## Given task
Copy out every line in which the string "Step" occurs.

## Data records
+ + + + +

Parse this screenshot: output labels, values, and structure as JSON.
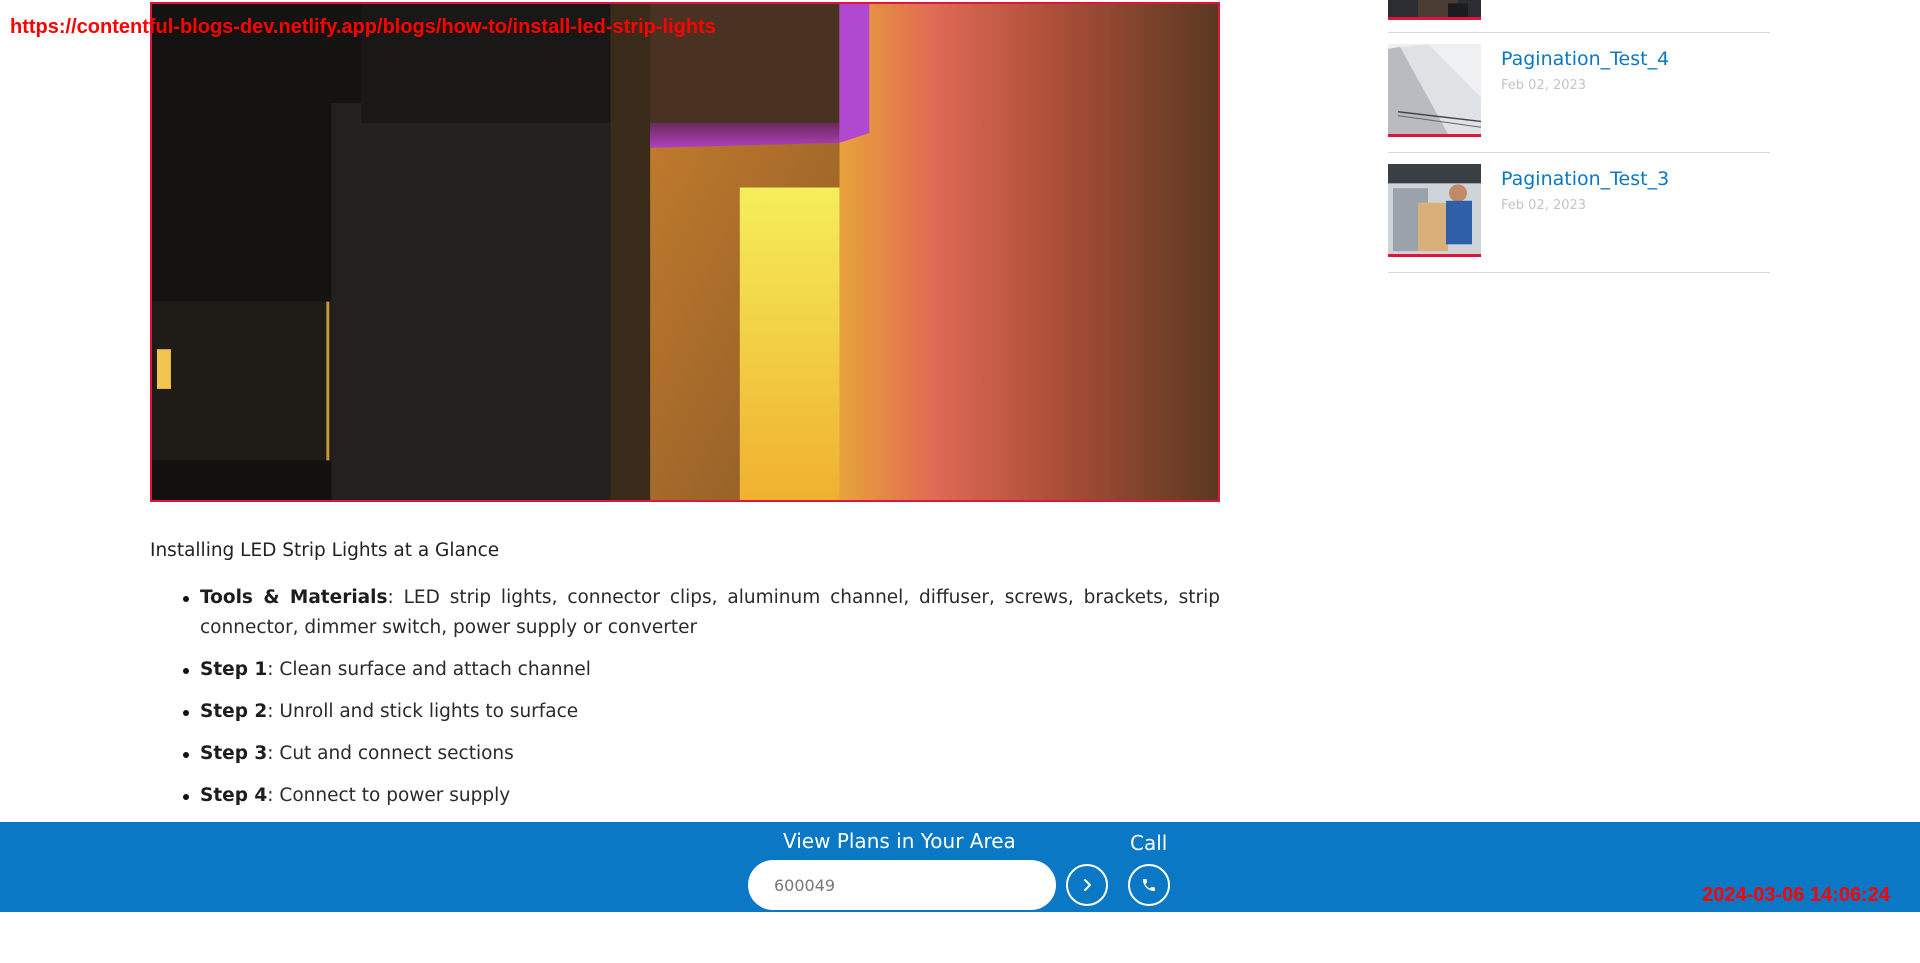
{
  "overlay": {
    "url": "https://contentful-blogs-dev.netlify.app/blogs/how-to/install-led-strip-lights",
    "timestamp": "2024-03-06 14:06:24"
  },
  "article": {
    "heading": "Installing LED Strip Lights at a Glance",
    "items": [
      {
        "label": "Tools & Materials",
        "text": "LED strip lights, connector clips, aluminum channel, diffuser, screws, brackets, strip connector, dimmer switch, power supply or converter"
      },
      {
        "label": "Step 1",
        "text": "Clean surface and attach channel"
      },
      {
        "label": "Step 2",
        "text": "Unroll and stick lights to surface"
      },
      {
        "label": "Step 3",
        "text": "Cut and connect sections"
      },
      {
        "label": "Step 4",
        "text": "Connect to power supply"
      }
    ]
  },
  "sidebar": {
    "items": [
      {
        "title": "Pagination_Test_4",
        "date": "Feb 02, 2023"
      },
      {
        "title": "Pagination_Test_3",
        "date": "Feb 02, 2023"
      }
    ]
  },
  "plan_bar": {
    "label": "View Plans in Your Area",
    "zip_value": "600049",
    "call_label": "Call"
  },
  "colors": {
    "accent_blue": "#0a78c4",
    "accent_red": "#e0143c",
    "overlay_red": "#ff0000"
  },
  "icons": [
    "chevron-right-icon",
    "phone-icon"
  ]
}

+ + + + +

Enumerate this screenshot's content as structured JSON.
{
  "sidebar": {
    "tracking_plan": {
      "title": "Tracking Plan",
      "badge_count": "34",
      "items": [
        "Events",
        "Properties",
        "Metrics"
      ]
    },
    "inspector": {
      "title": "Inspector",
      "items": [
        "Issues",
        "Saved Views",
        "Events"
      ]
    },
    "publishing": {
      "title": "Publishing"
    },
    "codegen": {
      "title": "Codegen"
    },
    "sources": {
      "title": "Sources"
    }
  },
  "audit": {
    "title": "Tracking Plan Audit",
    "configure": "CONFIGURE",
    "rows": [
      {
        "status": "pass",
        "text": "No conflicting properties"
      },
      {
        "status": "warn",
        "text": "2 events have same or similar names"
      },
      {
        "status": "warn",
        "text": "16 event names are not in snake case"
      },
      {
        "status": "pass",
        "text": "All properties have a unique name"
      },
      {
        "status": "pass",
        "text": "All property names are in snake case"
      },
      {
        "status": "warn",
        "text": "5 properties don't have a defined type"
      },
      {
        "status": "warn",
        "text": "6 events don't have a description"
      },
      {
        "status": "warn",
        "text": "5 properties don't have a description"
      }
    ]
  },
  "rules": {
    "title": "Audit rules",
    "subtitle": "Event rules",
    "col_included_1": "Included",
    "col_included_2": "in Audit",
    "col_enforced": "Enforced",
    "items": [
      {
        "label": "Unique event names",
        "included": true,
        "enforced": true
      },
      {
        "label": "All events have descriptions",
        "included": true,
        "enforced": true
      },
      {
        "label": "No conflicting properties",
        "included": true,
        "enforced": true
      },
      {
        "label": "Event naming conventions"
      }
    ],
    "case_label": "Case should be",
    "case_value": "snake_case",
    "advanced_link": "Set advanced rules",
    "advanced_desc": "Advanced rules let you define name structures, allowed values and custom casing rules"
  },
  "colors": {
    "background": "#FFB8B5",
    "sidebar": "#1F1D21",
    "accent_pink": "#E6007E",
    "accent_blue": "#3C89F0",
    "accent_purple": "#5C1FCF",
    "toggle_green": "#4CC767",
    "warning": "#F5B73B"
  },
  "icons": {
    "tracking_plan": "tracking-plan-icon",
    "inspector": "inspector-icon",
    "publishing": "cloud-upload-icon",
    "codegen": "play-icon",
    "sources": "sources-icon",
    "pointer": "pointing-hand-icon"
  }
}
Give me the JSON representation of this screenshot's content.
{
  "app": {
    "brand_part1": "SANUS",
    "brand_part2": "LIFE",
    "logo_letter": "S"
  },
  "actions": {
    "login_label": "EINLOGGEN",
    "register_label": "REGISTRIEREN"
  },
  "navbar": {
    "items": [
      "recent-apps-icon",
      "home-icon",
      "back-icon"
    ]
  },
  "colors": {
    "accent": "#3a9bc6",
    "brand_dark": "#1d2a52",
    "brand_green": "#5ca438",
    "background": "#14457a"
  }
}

+ + + + +

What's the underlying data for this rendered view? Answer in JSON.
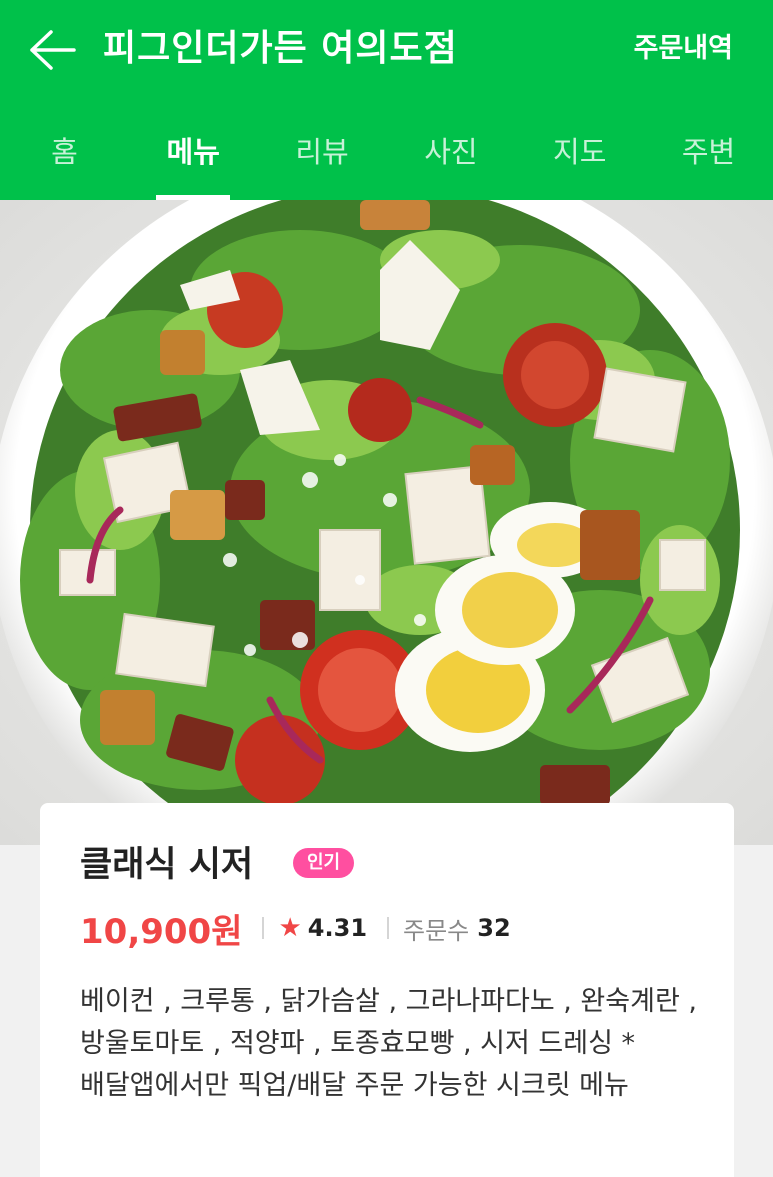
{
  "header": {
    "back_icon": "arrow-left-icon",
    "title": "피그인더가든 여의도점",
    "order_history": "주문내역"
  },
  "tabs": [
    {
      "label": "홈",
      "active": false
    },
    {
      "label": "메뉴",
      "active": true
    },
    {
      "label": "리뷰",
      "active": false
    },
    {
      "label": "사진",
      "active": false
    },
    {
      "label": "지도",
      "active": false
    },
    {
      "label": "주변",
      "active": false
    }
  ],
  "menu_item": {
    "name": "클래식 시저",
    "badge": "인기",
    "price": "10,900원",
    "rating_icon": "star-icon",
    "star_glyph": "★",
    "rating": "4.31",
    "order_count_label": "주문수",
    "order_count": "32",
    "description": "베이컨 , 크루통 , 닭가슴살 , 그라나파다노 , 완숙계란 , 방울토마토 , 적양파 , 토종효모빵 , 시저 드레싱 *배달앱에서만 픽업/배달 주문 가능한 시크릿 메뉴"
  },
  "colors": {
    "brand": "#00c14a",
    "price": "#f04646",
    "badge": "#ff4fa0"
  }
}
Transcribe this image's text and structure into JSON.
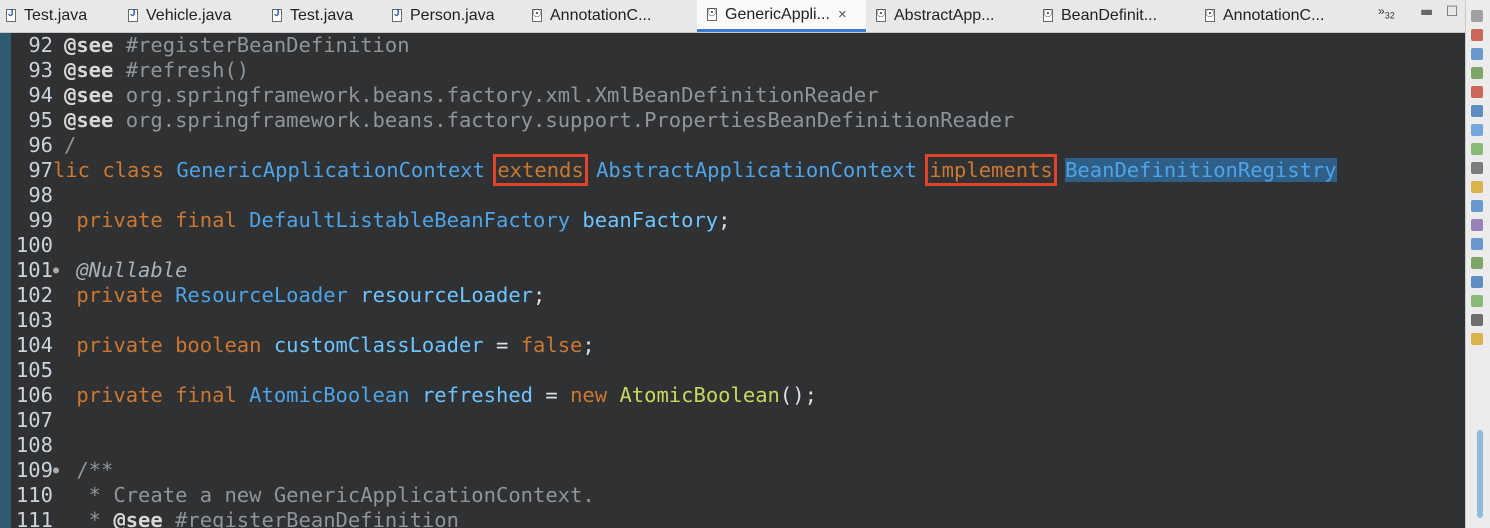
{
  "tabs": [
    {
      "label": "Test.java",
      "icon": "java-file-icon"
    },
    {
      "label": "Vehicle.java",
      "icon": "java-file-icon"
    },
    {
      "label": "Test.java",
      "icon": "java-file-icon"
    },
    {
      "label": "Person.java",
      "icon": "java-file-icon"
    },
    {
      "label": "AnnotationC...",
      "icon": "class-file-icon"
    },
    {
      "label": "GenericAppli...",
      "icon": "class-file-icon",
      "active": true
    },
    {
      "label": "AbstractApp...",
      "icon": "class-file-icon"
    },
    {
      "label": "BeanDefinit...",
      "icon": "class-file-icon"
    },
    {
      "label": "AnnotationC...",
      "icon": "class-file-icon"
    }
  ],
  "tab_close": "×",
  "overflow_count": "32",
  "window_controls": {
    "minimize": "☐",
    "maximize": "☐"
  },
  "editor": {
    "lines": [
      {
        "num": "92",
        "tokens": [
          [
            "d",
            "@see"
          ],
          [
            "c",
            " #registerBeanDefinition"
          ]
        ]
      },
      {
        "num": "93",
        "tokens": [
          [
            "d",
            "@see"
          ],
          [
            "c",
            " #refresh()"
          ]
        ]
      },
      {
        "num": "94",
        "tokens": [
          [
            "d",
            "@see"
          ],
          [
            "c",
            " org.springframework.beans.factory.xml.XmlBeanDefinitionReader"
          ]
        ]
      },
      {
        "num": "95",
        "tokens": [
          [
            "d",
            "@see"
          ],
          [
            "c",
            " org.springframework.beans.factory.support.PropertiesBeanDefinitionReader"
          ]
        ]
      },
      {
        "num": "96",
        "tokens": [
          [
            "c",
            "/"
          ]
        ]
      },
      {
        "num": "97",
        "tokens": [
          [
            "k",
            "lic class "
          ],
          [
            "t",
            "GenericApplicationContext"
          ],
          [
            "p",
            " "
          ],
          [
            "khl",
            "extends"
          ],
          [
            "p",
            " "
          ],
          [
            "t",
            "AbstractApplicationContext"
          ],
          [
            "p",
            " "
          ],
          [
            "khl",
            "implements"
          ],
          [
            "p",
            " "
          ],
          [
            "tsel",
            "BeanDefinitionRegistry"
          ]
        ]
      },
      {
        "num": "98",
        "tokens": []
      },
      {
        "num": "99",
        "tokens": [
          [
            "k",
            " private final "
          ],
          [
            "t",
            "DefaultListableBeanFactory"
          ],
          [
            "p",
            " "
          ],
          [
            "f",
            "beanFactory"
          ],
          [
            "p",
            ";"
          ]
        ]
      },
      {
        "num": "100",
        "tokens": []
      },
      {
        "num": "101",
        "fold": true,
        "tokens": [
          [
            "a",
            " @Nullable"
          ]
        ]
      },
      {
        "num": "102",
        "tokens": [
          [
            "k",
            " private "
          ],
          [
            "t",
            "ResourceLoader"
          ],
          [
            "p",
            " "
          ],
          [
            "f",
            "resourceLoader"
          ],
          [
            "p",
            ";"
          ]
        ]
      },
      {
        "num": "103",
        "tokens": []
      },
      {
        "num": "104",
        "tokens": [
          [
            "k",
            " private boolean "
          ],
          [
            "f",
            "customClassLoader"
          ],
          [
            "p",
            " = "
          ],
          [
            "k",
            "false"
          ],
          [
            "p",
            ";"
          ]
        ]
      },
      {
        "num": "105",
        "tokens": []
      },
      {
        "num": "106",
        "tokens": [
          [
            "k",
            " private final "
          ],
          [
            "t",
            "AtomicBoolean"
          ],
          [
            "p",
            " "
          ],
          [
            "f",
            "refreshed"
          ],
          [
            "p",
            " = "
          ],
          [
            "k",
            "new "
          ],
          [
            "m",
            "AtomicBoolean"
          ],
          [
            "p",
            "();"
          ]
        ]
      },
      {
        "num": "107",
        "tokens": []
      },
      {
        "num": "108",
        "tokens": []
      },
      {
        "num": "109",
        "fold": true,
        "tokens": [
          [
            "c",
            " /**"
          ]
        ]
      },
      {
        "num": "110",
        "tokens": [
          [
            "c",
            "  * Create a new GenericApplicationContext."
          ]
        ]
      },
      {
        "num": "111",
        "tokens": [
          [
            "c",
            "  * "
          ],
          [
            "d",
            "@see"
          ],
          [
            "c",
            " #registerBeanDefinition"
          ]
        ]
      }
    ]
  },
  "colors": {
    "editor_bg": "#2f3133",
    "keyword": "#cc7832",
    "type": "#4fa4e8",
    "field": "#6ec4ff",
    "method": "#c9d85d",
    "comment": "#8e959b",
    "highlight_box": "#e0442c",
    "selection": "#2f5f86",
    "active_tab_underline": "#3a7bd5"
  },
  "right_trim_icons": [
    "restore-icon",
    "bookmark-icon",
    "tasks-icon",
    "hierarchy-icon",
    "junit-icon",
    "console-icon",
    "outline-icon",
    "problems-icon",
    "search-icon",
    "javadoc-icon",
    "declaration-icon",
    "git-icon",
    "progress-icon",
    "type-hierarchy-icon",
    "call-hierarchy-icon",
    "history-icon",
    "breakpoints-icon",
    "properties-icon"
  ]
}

+ + + + +

## Completed exercise
        "label": "Step 1",
        "label": "Step 2",
        "label": "Step 3",
        "label": "Step 4",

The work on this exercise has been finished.